**EXERCISE DESCRIPTION:**
Copy each line that contains the word "значения".

**EXTRACTED INFORMATION:**
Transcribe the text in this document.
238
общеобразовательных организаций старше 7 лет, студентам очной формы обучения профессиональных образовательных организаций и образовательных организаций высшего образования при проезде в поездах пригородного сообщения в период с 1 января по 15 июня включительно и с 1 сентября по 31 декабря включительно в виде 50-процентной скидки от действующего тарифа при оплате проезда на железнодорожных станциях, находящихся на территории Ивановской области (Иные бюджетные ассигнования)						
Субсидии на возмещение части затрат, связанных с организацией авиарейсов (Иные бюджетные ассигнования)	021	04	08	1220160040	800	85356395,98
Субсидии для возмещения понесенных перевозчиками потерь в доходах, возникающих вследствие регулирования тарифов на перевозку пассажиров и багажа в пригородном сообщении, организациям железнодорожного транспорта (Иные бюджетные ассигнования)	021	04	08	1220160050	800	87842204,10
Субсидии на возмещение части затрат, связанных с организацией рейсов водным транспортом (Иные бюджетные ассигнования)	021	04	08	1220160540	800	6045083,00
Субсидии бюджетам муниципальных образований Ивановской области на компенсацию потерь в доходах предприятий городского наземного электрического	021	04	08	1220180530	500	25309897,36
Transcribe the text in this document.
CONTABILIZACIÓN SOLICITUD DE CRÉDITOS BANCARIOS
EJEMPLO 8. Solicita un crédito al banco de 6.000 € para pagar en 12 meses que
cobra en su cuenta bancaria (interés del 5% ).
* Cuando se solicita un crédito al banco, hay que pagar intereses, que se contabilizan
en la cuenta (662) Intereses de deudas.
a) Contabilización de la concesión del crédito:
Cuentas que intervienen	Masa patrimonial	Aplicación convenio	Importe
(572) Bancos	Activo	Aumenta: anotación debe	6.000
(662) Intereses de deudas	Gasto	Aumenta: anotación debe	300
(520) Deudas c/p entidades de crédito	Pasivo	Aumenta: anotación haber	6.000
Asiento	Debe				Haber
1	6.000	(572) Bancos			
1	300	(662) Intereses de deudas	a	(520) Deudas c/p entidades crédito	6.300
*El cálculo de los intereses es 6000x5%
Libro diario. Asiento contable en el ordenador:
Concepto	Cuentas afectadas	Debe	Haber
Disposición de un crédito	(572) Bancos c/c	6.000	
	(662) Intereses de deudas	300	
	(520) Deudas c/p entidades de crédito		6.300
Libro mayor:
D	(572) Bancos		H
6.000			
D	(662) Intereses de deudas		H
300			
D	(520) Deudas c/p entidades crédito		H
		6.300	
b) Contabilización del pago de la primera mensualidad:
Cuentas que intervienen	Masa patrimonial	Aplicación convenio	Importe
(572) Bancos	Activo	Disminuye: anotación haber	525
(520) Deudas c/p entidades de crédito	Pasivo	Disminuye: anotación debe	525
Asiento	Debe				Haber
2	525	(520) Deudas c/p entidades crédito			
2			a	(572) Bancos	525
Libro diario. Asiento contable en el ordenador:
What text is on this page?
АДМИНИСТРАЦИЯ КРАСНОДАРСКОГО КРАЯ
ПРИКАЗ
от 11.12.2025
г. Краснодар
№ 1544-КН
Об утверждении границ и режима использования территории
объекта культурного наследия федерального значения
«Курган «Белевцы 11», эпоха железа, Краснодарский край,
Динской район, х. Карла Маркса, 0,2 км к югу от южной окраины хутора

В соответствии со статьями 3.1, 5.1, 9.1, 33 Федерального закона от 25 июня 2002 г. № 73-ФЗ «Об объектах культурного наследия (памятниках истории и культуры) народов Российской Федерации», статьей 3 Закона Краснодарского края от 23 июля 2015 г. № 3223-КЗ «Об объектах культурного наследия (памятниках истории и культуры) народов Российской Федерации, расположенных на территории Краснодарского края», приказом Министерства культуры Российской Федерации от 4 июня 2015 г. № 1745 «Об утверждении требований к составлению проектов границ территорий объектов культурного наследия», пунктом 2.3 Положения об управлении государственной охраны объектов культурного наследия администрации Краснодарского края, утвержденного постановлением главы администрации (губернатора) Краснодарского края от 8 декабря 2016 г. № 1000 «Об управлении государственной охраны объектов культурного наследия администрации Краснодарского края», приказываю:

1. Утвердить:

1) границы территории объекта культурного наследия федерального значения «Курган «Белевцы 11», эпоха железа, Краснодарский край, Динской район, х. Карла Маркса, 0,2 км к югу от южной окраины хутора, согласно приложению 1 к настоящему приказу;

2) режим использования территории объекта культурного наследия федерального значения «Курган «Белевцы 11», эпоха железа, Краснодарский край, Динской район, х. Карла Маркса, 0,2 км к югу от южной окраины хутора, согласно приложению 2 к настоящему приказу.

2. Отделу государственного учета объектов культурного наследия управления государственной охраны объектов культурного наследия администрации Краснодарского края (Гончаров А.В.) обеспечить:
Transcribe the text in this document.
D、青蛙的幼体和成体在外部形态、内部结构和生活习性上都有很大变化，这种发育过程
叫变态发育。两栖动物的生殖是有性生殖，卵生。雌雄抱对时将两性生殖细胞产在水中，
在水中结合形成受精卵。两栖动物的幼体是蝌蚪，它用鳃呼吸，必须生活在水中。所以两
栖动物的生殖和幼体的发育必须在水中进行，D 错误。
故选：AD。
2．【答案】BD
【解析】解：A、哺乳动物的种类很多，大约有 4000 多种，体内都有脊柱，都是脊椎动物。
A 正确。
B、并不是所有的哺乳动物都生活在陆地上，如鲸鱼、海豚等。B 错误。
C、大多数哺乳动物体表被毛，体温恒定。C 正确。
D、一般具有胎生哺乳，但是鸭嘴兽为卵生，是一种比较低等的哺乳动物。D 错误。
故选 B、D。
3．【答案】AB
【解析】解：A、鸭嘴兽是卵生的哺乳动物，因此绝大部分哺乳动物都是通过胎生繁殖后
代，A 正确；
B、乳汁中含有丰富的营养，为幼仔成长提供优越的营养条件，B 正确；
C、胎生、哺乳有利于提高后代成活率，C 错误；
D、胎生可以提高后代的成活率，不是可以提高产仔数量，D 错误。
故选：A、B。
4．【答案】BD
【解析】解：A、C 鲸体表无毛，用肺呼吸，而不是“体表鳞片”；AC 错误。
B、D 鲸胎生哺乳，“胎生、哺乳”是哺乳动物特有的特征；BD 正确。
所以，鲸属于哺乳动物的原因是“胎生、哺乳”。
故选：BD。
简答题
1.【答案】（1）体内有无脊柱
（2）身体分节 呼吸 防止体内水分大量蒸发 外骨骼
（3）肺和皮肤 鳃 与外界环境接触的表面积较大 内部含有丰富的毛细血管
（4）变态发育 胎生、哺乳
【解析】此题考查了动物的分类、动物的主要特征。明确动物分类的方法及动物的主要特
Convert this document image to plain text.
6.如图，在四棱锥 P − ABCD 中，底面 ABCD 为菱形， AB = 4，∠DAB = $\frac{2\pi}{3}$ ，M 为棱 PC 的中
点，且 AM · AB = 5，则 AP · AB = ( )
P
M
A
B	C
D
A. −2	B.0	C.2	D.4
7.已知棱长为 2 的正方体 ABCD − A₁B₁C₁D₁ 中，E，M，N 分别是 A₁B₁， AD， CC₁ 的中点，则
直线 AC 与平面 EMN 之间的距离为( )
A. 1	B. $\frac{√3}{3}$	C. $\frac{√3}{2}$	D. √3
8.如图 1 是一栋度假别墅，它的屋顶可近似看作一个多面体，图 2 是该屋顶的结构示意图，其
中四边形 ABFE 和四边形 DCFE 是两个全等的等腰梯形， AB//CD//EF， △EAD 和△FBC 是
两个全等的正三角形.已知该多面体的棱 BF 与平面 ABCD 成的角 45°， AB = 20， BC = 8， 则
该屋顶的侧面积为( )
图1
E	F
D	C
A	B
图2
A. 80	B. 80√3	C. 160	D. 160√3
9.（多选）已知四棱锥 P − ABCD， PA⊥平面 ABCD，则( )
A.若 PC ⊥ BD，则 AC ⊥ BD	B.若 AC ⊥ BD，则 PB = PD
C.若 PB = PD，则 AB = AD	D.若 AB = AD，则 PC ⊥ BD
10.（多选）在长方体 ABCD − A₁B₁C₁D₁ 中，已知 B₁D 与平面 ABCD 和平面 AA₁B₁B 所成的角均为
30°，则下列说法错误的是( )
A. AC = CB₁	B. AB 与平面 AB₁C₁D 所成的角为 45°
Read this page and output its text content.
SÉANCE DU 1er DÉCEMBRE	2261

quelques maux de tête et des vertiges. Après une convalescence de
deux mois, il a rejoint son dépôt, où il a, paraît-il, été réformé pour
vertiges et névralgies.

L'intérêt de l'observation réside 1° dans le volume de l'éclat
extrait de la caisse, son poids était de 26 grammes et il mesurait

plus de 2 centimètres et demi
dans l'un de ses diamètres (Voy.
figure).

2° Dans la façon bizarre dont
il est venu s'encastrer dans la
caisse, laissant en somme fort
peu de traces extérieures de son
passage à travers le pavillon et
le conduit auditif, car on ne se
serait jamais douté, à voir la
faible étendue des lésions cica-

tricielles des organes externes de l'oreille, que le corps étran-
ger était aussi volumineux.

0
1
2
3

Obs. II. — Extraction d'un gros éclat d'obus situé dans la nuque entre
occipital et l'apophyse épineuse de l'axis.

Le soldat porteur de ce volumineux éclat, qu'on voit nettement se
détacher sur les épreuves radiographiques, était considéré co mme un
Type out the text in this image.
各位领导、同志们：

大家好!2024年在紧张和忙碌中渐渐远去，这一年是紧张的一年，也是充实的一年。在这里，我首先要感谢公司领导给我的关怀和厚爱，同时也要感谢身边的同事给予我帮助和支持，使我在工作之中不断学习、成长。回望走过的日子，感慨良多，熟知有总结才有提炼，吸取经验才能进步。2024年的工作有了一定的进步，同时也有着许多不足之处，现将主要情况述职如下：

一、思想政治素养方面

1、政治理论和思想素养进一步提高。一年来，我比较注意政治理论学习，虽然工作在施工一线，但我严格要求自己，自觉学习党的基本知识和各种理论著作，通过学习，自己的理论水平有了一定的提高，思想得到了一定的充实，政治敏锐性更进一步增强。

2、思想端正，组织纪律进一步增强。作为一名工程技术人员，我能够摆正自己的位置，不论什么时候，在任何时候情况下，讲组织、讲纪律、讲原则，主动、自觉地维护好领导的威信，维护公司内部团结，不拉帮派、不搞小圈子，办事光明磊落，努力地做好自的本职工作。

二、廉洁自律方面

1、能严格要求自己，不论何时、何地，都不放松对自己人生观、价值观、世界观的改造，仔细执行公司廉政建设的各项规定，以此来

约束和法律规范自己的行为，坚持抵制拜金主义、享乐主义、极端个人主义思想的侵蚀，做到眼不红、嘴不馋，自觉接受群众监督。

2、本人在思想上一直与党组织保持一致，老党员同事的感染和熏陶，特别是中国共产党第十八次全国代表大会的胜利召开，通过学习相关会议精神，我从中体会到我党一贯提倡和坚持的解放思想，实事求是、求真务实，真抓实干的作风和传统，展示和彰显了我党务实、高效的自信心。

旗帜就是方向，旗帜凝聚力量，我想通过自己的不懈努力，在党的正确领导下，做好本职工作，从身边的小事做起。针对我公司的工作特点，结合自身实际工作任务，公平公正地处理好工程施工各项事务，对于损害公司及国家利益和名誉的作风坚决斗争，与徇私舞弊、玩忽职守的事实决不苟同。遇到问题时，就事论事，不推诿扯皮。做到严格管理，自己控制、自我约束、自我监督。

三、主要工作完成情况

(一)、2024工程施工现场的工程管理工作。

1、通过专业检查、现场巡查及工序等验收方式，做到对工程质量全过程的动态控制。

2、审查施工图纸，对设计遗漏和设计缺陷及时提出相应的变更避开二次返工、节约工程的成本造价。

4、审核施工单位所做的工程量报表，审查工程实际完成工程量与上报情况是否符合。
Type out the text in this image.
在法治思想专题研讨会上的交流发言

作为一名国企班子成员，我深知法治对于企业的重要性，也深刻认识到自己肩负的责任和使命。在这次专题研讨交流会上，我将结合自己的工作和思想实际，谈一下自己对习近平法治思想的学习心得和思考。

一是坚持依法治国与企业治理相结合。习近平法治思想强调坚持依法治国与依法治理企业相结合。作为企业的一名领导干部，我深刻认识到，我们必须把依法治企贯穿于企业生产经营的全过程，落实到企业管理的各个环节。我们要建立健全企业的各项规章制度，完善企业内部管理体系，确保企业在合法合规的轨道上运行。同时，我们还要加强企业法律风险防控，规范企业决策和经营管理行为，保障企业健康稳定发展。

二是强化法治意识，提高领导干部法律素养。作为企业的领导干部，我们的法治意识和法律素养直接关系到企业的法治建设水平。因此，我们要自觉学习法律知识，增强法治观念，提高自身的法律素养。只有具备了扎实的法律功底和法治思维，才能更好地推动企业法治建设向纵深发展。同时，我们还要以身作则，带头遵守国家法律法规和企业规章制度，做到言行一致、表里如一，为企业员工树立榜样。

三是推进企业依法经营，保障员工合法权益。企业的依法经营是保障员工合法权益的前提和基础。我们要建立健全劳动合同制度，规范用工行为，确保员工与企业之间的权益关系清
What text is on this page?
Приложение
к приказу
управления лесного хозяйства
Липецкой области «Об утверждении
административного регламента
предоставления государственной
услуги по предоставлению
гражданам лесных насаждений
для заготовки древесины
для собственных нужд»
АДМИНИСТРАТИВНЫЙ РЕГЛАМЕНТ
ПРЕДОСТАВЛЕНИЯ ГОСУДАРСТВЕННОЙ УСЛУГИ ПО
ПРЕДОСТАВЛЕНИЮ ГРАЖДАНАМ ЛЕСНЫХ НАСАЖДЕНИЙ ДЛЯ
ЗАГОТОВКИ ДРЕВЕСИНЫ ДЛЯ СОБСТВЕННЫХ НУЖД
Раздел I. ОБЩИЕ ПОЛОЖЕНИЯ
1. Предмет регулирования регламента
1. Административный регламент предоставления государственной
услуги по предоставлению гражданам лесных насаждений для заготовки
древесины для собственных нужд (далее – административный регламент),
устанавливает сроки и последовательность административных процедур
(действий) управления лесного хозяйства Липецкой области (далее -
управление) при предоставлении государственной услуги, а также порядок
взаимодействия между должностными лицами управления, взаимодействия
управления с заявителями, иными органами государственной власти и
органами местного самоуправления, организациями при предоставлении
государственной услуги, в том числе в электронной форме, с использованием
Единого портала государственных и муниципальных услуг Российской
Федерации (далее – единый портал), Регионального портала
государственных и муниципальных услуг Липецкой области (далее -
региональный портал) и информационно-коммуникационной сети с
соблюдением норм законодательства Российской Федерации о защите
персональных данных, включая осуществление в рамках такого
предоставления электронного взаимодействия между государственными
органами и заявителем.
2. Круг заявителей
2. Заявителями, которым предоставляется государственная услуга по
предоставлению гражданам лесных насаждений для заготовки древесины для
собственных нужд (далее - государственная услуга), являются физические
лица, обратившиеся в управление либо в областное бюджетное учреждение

**CORRECT OUTPUT:**
объекта культурного наследия федерального значения
1) границы территории объекта культурного наследия федерального значения «Курган «Белевцы 11», эпоха железа, Краснодарский край, Динской район, х. Карла Маркса, 0,2 км к югу от южной окраины хутора, согласно приложению 1 к настоящему приказу;
2) режим использования территории объекта культурного наследия федерального значения «Курган «Белевцы 11», эпоха железа, Краснодарский край, Динской район, х. Карла Маркса, 0,2 км к югу от южной окраины хутора, согласно приложению 2 к настоящему приказу.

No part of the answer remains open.